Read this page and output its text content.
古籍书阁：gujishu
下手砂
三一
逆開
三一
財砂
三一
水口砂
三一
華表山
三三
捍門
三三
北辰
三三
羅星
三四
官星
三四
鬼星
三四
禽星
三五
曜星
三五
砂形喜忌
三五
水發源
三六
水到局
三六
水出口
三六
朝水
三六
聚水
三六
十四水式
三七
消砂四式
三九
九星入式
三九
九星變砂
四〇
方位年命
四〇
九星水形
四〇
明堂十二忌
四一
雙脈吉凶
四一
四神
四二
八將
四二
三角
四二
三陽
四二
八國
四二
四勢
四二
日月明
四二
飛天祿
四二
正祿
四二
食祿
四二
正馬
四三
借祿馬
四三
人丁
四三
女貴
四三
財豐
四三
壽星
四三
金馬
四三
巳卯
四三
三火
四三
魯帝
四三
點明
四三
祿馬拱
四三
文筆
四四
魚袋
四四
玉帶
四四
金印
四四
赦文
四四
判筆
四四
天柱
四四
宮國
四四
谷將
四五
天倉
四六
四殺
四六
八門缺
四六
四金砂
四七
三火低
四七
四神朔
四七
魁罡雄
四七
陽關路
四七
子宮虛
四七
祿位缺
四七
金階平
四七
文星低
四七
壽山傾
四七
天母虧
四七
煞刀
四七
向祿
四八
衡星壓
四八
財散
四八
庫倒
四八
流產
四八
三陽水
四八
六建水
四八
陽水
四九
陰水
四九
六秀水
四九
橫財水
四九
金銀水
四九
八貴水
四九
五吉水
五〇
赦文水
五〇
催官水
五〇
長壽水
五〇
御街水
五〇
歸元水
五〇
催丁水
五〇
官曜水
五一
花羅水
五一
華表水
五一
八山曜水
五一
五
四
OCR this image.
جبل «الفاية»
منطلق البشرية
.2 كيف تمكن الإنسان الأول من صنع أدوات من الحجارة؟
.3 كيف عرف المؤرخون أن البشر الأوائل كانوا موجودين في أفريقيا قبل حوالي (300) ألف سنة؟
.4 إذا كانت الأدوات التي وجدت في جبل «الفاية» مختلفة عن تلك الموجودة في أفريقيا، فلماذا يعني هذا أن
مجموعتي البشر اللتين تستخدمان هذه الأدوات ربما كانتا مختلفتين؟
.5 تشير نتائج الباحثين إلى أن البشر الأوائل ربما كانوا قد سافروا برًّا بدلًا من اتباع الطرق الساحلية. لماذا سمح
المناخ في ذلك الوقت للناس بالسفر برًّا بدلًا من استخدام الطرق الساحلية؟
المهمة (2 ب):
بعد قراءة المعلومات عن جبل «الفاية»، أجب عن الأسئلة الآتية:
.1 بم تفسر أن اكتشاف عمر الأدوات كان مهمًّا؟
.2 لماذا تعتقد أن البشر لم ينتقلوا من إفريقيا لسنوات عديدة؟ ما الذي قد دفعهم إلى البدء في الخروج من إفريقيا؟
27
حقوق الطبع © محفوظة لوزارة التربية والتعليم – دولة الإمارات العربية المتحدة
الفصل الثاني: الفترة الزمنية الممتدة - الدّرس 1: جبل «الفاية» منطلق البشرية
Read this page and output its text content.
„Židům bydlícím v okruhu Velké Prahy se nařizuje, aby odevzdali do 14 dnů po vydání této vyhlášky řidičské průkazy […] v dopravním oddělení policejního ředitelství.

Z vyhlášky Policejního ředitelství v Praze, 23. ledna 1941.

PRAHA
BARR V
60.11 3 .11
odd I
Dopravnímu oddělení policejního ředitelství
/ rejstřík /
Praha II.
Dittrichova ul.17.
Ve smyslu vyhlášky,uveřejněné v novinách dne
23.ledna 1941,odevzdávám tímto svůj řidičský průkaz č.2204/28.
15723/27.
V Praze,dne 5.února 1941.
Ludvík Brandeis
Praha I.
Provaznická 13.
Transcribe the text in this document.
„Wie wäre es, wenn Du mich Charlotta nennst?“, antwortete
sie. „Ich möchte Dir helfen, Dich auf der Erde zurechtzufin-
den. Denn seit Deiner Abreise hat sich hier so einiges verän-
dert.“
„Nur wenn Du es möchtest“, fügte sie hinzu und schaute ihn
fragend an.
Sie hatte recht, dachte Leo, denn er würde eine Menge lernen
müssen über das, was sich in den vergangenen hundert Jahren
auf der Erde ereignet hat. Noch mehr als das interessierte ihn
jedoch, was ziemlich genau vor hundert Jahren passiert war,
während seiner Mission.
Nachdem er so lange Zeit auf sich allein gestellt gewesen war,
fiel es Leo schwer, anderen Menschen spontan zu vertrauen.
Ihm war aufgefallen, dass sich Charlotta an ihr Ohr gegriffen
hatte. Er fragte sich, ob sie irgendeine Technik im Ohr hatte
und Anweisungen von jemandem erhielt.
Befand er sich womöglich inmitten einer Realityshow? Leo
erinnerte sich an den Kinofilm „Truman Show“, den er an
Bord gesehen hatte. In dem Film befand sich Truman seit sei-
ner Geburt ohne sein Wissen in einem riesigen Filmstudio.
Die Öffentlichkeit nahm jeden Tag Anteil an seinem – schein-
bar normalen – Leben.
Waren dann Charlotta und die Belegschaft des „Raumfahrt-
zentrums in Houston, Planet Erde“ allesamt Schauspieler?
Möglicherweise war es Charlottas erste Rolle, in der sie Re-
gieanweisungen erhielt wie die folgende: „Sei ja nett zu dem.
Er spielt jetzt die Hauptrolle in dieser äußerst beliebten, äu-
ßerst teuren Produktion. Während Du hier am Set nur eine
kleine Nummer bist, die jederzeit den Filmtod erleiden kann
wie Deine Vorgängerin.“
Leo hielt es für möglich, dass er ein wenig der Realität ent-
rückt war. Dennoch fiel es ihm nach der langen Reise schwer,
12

> _Goal_
Check each line of the records for the word "hatte", and show the lines that contain it.

> _Written response_
Sie hatte recht, dachte Leo, denn er würde eine Menge lernen
hatte. Er fragte sich, ob sie irgendeine Technik im Ohr hatte
Bord gesehen hatte. In dem Film befand sich Truman seit sei-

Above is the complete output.